» OBJECTIVE
Each line below must be set down exactly; omit any image you find.

________________________

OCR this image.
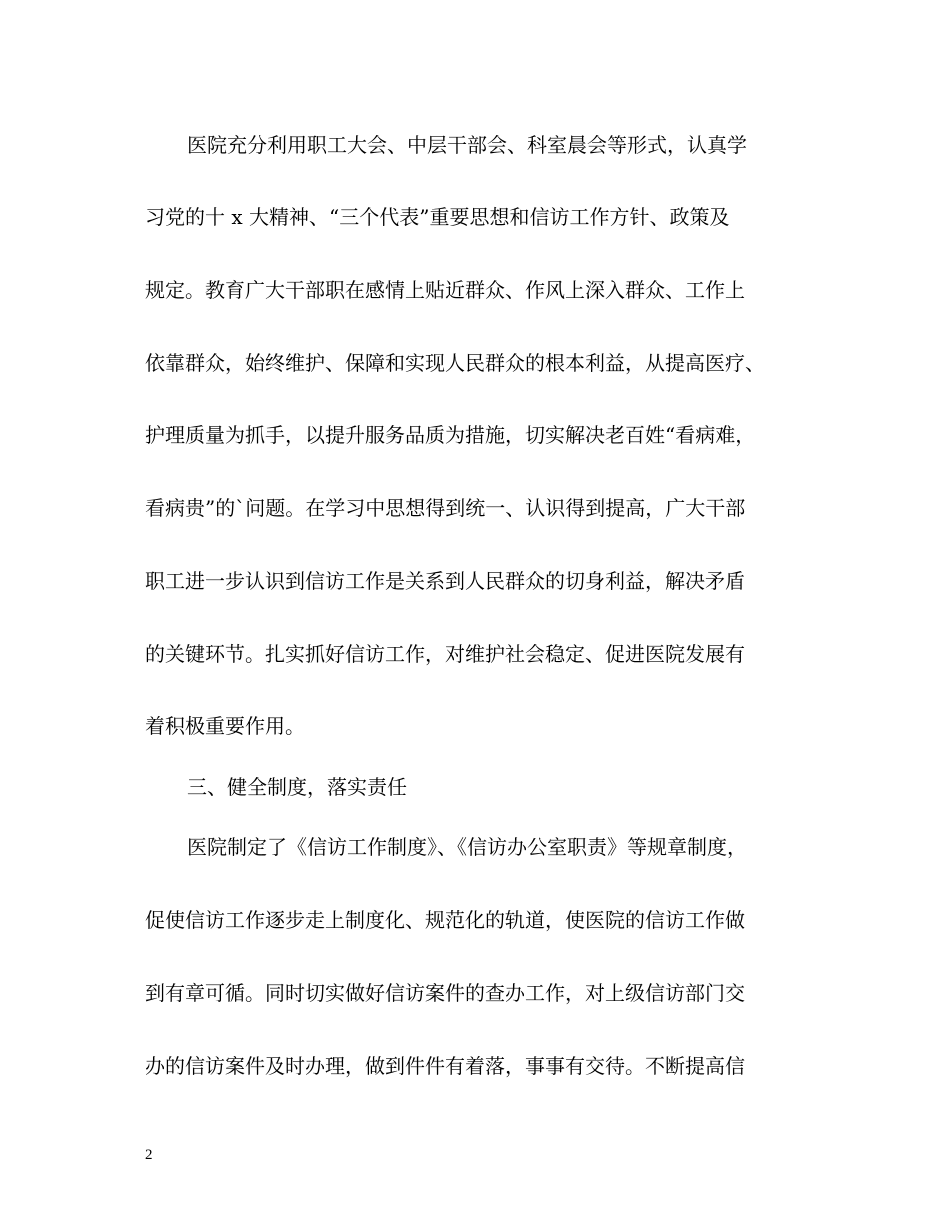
医院充分利用职工大会、中层干部会、科室晨会等形式，认真学
习党的十 x 大精神、“三个代表”重要思想和信访工作方针、政策及
规定。教育广大干部职在感情上贴近群众、作风上深入群众、工作上
依靠群众，始终维护、保障和实现人民群众的根本利益，从提高医疗、
护理质量为抓手，以提升服务品质为措施，切实解决老百姓“看病难，
看病贵”的`问题。在学习中思想得到统一、认识得到提高，广大干部
职工进一步认识到信访工作是关系到人民群众的切身利益，解决矛盾
的关键环节。扎实抓好信访工作，对维护社会稳定、促进医院发展有
着积极重要作用。
三、健全制度，落实责任
医院制定了《信访工作制度》、《信访办公室职责》等规章制度，
促使信访工作逐步走上制度化、规范化的轨道，使医院的信访工作做
到有章可循。同时切实做好信访案件的查办工作，对上级信访部门交
办的信访案件及时办理，做到件件有着落，事事有交待。不断提高信
2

________________________

» SOLUTION
OCR this image.
医院充分利用职工大会、中层干部会、科室晨会等形式，认真学
习党的十 x 大精神、“三个代表”重要思想和信访工作方针、政策及
规定。教育广大干部职在感情上贴近群众、作风上深入群众、工作上
依靠群众，始终维护、保障和实现人民群众的根本利益，从提高医疗、
护理质量为抓手，以提升服务品质为措施，切实解决老百姓“看病难，
看病贵”的`问题。在学习中思想得到统一、认识得到提高，广大干部
职工进一步认识到信访工作是关系到人民群众的切身利益，解决矛盾
的关键环节。扎实抓好信访工作，对维护社会稳定、促进医院发展有
着积极重要作用。
三、健全制度，落实责任
医院制定了《信访工作制度》、《信访办公室职责》等规章制度，
促使信访工作逐步走上制度化、规范化的轨道，使医院的信访工作做
到有章可循。同时切实做好信访案件的查办工作，对上级信访部门交
办的信访案件及时办理，做到件件有着落，事事有交待。不断提高信
2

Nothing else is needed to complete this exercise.